● RECORDS FOR THIS EXERCISE
- - -
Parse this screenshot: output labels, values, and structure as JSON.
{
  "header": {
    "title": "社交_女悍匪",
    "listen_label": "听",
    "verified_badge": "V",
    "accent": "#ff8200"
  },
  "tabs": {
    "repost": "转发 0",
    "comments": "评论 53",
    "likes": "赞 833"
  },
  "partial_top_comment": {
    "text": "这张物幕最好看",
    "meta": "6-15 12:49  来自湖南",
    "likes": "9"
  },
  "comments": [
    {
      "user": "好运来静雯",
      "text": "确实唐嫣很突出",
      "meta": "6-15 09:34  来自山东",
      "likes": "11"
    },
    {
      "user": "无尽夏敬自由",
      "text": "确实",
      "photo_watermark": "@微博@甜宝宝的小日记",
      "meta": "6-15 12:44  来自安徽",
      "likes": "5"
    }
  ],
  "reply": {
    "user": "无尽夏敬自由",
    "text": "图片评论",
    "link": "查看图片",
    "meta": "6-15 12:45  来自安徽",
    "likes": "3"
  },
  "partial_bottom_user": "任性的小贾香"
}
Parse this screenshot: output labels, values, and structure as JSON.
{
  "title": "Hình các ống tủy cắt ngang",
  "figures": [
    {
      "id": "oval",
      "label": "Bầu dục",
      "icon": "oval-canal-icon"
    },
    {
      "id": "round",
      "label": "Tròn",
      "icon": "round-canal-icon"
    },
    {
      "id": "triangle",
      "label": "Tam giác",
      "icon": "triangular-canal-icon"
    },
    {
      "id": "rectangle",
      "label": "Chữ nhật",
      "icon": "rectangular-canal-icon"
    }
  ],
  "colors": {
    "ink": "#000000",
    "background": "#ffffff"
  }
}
- - -
● STATED GOAL
Print all of the entries exactly as they appear.

● EXERCISE OUTPUT
Parse this screenshot: output labels, values, and structure as JSON.
{
  "header": {
    "title": "社交_女悍匪",
    "listen_label": "听",
    "verified_badge": "V",
    "accent": "#ff8200"
  },
  "tabs": {
    "repost": "转发 0",
    "comments": "评论 53",
    "likes": "赞 833"
  },
  "partial_top_comment": {
    "text": "这张物幕最好看",
    "meta": "6-15 12:49  来自湖南",
    "likes": "9"
  },
  "comments": [
    {
      "user": "好运来静雯",
      "text": "确实唐嫣很突出",
      "meta": "6-15 09:34  来自山东",
      "likes": "11"
    },
    {
      "user": "无尽夏敬自由",
      "text": "确实",
      "photo_watermark": "@微博@甜宝宝的小日记",
      "meta": "6-15 12:44  来自安徽",
      "likes": "5"
    }
  ],
  "reply": {
    "user": "无尽夏敬自由",
    "text": "图片评论",
    "link": "查看图片",
    "meta": "6-15 12:45  来自安徽",
    "likes": "3"
  },
  "partial_bottom_user": "任性的小贾香"
}
Parse this screenshot: output labels, values, and structure as JSON.
{
  "title": "Hình các ống tủy cắt ngang",
  "figures": [
    {
      "id": "oval",
      "label": "Bầu dục",
      "icon": "oval-canal-icon"
    },
    {
      "id": "round",
      "label": "Tròn",
      "icon": "round-canal-icon"
    },
    {
      "id": "triangle",
      "label": "Tam giác",
      "icon": "triangular-canal-icon"
    },
    {
      "id": "rectangle",
      "label": "Chữ nhật",
      "icon": "rectangular-canal-icon"
    }
  ],
  "colors": {
    "ink": "#000000",
    "background": "#ffffff"
  }
}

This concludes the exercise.